RECORDS -
§

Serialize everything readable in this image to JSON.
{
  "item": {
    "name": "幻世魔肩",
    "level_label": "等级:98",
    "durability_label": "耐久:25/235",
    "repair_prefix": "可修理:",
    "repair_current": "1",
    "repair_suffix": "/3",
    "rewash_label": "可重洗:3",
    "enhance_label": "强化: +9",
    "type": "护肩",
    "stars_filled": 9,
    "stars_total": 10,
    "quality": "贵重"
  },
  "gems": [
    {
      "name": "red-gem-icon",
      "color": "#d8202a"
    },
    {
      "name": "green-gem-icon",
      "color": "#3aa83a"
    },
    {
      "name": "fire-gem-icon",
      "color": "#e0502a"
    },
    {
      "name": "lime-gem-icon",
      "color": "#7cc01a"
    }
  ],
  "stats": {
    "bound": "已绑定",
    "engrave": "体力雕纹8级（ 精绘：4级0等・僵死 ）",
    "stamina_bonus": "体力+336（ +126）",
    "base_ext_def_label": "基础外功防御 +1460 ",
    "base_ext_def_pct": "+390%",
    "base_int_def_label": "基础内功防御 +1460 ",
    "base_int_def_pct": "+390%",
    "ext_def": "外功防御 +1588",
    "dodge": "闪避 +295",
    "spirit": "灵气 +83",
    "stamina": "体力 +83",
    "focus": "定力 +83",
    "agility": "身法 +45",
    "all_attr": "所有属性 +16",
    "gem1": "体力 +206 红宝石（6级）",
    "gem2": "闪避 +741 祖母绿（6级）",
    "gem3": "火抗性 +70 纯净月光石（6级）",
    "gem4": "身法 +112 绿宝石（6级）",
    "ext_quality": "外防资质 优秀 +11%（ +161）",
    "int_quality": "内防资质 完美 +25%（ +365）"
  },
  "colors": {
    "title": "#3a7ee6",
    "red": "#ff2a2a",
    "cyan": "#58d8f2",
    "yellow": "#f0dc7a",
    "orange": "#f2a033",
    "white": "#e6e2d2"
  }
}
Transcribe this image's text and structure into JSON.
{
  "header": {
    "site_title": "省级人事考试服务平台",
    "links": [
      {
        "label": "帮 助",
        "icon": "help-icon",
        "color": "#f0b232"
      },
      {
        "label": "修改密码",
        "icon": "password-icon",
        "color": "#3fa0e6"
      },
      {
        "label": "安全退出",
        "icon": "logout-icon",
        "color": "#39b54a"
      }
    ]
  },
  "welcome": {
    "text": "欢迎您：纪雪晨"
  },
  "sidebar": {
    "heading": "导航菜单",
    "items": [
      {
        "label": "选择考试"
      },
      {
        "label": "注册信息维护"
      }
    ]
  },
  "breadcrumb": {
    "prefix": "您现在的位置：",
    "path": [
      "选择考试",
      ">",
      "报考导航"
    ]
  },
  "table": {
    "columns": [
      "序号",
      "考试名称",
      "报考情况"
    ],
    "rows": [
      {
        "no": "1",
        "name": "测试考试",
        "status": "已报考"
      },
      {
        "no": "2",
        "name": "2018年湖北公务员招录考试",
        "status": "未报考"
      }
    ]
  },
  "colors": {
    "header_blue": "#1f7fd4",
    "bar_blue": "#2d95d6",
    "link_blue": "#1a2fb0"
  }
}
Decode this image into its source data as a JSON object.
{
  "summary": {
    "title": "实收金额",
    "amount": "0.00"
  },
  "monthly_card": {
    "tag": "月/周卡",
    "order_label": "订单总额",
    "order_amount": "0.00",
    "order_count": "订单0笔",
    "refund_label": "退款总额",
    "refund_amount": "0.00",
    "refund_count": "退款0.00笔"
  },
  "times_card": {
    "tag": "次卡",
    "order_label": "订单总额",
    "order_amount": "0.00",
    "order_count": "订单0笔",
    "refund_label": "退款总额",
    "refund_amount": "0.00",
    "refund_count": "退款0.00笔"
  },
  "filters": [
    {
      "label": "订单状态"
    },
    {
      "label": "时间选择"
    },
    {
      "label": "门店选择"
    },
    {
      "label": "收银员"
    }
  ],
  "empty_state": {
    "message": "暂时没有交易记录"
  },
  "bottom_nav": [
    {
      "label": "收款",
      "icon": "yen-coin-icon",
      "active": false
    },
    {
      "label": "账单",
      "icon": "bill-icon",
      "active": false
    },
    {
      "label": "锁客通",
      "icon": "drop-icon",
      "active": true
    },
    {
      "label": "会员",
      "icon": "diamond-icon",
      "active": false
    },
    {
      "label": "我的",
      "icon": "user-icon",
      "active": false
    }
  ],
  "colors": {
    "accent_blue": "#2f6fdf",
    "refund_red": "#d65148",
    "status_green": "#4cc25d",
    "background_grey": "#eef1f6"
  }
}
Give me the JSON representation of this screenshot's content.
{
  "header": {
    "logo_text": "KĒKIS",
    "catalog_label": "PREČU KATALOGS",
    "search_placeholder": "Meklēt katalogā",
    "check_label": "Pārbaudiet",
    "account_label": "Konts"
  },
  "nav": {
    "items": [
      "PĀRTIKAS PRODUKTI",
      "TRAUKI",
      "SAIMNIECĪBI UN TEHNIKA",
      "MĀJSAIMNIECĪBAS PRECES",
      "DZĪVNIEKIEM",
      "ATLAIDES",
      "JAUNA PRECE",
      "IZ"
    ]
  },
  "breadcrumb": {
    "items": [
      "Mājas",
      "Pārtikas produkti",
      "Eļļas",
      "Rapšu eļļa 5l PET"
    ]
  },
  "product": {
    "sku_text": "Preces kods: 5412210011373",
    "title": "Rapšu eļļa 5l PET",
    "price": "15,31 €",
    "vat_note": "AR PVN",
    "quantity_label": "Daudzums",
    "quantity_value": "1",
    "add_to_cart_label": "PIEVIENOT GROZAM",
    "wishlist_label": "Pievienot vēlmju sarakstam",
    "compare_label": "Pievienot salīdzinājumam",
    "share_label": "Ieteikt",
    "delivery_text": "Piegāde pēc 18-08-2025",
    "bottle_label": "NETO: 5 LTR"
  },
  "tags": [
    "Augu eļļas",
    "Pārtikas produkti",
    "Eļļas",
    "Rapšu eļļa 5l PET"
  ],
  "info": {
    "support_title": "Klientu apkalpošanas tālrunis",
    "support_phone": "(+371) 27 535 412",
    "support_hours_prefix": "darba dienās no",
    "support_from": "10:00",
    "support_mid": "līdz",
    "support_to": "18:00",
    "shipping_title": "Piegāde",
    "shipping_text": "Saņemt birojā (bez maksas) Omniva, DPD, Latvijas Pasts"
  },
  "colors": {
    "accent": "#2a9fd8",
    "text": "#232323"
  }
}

§

TASK DETAILS - Show every line from the entries above in which "JSON" appears.

FINAL ANSWER -
Serialize everything readable in this image to JSON.
Transcribe this image's text and structure into JSON.
Decode this image into its source data as a JSON object.
Give me the JSON representation of this screenshot's content.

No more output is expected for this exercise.